TASK DIRECTIONS — Copy the data below exactly.
━━━ INPUT ROWS
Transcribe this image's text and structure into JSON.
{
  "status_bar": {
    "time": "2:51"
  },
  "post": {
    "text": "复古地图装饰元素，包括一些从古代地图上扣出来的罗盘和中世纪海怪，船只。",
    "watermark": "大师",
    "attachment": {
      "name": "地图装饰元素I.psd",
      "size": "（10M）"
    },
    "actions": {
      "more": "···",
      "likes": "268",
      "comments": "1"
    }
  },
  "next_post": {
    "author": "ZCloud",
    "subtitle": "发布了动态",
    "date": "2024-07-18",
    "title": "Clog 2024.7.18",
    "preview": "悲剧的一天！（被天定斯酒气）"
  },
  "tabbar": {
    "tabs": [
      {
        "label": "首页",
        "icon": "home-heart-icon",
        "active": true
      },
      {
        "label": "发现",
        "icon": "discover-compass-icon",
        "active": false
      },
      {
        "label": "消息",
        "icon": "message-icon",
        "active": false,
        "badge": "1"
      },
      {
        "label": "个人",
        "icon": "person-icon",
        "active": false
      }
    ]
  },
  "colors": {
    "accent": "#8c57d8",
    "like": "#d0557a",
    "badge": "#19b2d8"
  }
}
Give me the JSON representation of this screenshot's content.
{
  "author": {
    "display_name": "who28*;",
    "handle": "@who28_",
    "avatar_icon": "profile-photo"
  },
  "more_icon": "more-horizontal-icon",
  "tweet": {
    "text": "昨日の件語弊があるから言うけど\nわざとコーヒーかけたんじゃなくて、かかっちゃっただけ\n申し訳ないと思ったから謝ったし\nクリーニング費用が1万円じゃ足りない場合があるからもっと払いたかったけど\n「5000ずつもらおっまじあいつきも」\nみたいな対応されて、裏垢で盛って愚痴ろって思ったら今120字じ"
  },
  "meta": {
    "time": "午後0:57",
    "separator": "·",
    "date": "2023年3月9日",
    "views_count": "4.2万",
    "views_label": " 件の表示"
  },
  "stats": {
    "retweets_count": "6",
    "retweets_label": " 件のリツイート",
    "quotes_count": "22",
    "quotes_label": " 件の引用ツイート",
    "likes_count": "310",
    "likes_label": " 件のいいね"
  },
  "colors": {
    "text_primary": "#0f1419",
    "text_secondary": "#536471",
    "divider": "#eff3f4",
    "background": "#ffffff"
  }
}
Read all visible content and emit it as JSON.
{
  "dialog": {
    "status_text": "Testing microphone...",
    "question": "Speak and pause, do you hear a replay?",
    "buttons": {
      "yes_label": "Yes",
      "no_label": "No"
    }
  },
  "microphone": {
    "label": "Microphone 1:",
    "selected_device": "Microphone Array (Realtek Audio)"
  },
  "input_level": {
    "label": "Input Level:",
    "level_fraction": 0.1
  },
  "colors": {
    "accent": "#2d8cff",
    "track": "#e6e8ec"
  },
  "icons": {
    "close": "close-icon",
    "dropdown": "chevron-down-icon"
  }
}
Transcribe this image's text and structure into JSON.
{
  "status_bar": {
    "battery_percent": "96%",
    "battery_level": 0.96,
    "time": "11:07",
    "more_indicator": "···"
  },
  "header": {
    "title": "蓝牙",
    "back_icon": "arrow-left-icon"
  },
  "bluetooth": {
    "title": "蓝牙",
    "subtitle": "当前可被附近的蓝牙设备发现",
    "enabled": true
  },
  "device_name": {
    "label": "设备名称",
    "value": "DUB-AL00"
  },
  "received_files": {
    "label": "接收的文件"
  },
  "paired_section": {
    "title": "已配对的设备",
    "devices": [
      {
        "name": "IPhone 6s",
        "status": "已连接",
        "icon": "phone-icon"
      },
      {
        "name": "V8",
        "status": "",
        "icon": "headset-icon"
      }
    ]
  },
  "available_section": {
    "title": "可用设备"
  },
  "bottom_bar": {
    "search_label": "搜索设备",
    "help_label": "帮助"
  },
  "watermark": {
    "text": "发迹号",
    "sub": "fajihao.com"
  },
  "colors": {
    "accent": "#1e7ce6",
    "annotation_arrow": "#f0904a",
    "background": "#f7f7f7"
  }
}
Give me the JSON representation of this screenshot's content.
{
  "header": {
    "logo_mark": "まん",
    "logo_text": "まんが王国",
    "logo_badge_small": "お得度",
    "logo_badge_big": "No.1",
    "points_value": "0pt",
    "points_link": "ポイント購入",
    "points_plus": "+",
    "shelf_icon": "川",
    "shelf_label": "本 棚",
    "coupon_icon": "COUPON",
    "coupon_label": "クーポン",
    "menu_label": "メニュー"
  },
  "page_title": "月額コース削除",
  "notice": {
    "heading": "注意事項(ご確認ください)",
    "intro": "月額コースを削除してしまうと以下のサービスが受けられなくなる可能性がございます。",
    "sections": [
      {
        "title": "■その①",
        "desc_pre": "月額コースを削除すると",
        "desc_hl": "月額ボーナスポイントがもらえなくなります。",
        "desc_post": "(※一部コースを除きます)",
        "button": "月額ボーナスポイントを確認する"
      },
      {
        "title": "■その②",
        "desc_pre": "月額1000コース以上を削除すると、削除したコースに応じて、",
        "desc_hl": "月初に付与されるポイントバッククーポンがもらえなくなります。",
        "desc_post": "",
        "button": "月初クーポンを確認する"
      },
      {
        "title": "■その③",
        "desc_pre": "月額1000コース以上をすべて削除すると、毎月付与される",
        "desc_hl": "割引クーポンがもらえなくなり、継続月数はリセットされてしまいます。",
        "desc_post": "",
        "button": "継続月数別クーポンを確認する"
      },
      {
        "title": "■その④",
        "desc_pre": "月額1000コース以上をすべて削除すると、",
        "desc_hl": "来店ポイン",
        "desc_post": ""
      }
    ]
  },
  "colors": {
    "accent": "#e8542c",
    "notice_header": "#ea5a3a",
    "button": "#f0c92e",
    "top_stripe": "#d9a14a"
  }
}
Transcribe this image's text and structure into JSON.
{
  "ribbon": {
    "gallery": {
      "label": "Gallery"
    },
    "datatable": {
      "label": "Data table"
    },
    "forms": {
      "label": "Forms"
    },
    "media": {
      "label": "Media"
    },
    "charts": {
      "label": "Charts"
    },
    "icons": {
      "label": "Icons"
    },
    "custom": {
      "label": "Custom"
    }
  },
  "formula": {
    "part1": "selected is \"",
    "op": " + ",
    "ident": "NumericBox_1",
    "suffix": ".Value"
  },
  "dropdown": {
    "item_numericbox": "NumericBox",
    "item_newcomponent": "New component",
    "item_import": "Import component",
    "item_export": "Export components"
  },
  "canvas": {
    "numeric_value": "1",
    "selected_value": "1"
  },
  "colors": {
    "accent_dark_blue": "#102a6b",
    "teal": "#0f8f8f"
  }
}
━━━━━━
FINAL RESULT —
Transcribe this image's text and structure into JSON.
{
  "status_bar": {
    "time": "2:51"
  },
  "post": {
    "text": "复古地图装饰元素，包括一些从古代地图上扣出来的罗盘和中世纪海怪，船只。",
    "watermark": "大师",
    "attachment": {
      "name": "地图装饰元素I.psd",
      "size": "（10M）"
    },
    "actions": {
      "more": "···",
      "likes": "268",
      "comments": "1"
    }
  },
  "next_post": {
    "author": "ZCloud",
    "subtitle": "发布了动态",
    "date": "2024-07-18",
    "title": "Clog 2024.7.18",
    "preview": "悲剧的一天！（被天定斯酒气）"
  },
  "tabbar": {
    "tabs": [
      {
        "label": "首页",
        "icon": "home-heart-icon",
        "active": true
      },
      {
        "label": "发现",
        "icon": "discover-compass-icon",
        "active": false
      },
      {
        "label": "消息",
        "icon": "message-icon",
        "active": false,
        "badge": "1"
      },
      {
        "label": "个人",
        "icon": "person-icon",
        "active": false
      }
    ]
  },
  "colors": {
    "accent": "#8c57d8",
    "like": "#d0557a",
    "badge": "#19b2d8"
  }
}
Give me the JSON representation of this screenshot's content.
{
  "author": {
    "display_name": "who28*;",
    "handle": "@who28_",
    "avatar_icon": "profile-photo"
  },
  "more_icon": "more-horizontal-icon",
  "tweet": {
    "text": "昨日の件語弊があるから言うけど\nわざとコーヒーかけたんじゃなくて、かかっちゃっただけ\n申し訳ないと思ったから謝ったし\nクリーニング費用が1万円じゃ足りない場合があるからもっと払いたかったけど\n「5000ずつもらおっまじあいつきも」\nみたいな対応されて、裏垢で盛って愚痴ろって思ったら今120字じ"
  },
  "meta": {
    "time": "午後0:57",
    "separator": "·",
    "date": "2023年3月9日",
    "views_count": "4.2万",
    "views_label": " 件の表示"
  },
  "stats": {
    "retweets_count": "6",
    "retweets_label": " 件のリツイート",
    "quotes_count": "22",
    "quotes_label": " 件の引用ツイート",
    "likes_count": "310",
    "likes_label": " 件のいいね"
  },
  "colors": {
    "text_primary": "#0f1419",
    "text_secondary": "#536471",
    "divider": "#eff3f4",
    "background": "#ffffff"
  }
}
Read all visible content and emit it as JSON.
{
  "dialog": {
    "status_text": "Testing microphone...",
    "question": "Speak and pause, do you hear a replay?",
    "buttons": {
      "yes_label": "Yes",
      "no_label": "No"
    }
  },
  "microphone": {
    "label": "Microphone 1:",
    "selected_device": "Microphone Array (Realtek Audio)"
  },
  "input_level": {
    "label": "Input Level:",
    "level_fraction": 0.1
  },
  "colors": {
    "accent": "#2d8cff",
    "track": "#e6e8ec"
  },
  "icons": {
    "close": "close-icon",
    "dropdown": "chevron-down-icon"
  }
}
Transcribe this image's text and structure into JSON.
{
  "status_bar": {
    "battery_percent": "96%",
    "battery_level": 0.96,
    "time": "11:07",
    "more_indicator": "···"
  },
  "header": {
    "title": "蓝牙",
    "back_icon": "arrow-left-icon"
  },
  "bluetooth": {
    "title": "蓝牙",
    "subtitle": "当前可被附近的蓝牙设备发现",
    "enabled": true
  },
  "device_name": {
    "label": "设备名称",
    "value": "DUB-AL00"
  },
  "received_files": {
    "label": "接收的文件"
  },
  "paired_section": {
    "title": "已配对的设备",
    "devices": [
      {
        "name": "IPhone 6s",
        "status": "已连接",
        "icon": "phone-icon"
      },
      {
        "name": "V8",
        "status": "",
        "icon": "headset-icon"
      }
    ]
  },
  "available_section": {
    "title": "可用设备"
  },
  "bottom_bar": {
    "search_label": "搜索设备",
    "help_label": "帮助"
  },
  "watermark": {
    "text": "发迹号",
    "sub": "fajihao.com"
  },
  "colors": {
    "accent": "#1e7ce6",
    "annotation_arrow": "#f0904a",
    "background": "#f7f7f7"
  }
}
Give me the JSON representation of this screenshot's content.
{
  "header": {
    "logo_mark": "まん",
    "logo_text": "まんが王国",
    "logo_badge_small": "お得度",
    "logo_badge_big": "No.1",
    "points_value": "0pt",
    "points_link": "ポイント購入",
    "points_plus": "+",
    "shelf_icon": "川",
    "shelf_label": "本 棚",
    "coupon_icon": "COUPON",
    "coupon_label": "クーポン",
    "menu_label": "メニュー"
  },
  "page_title": "月額コース削除",
  "notice": {
    "heading": "注意事項(ご確認ください)",
    "intro": "月額コースを削除してしまうと以下のサービスが受けられなくなる可能性がございます。",
    "sections": [
      {
        "title": "■その①",
        "desc_pre": "月額コースを削除すると",
        "desc_hl": "月額ボーナスポイントがもらえなくなります。",
        "desc_post": "(※一部コースを除きます)",
        "button": "月額ボーナスポイントを確認する"
      },
      {
        "title": "■その②",
        "desc_pre": "月額1000コース以上を削除すると、削除したコースに応じて、",
        "desc_hl": "月初に付与されるポイントバッククーポンがもらえなくなります。",
        "desc_post": "",
        "button": "月初クーポンを確認する"
      },
      {
        "title": "■その③",
        "desc_pre": "月額1000コース以上をすべて削除すると、毎月付与される",
        "desc_hl": "割引クーポンがもらえなくなり、継続月数はリセットされてしまいます。",
        "desc_post": "",
        "button": "継続月数別クーポンを確認する"
      },
      {
        "title": "■その④",
        "desc_pre": "月額1000コース以上をすべて削除すると、",
        "desc_hl": "来店ポイン",
        "desc_post": ""
      }
    ]
  },
  "colors": {
    "accent": "#e8542c",
    "notice_header": "#ea5a3a",
    "button": "#f0c92e",
    "top_stripe": "#d9a14a"
  }
}
Transcribe this image's text and structure into JSON.
{
  "ribbon": {
    "gallery": {
      "label": "Gallery"
    },
    "datatable": {
      "label": "Data table"
    },
    "forms": {
      "label": "Forms"
    },
    "media": {
      "label": "Media"
    },
    "charts": {
      "label": "Charts"
    },
    "icons": {
      "label": "Icons"
    },
    "custom": {
      "label": "Custom"
    }
  },
  "formula": {
    "part1": "selected is \"",
    "op": " + ",
    "ident": "NumericBox_1",
    "suffix": ".Value"
  },
  "dropdown": {
    "item_numericbox": "NumericBox",
    "item_newcomponent": "New component",
    "item_import": "Import component",
    "item_export": "Export components"
  },
  "canvas": {
    "numeric_value": "1",
    "selected_value": "1"
  },
  "colors": {
    "accent_dark_blue": "#102a6b",
    "teal": "#0f8f8f"
  }
}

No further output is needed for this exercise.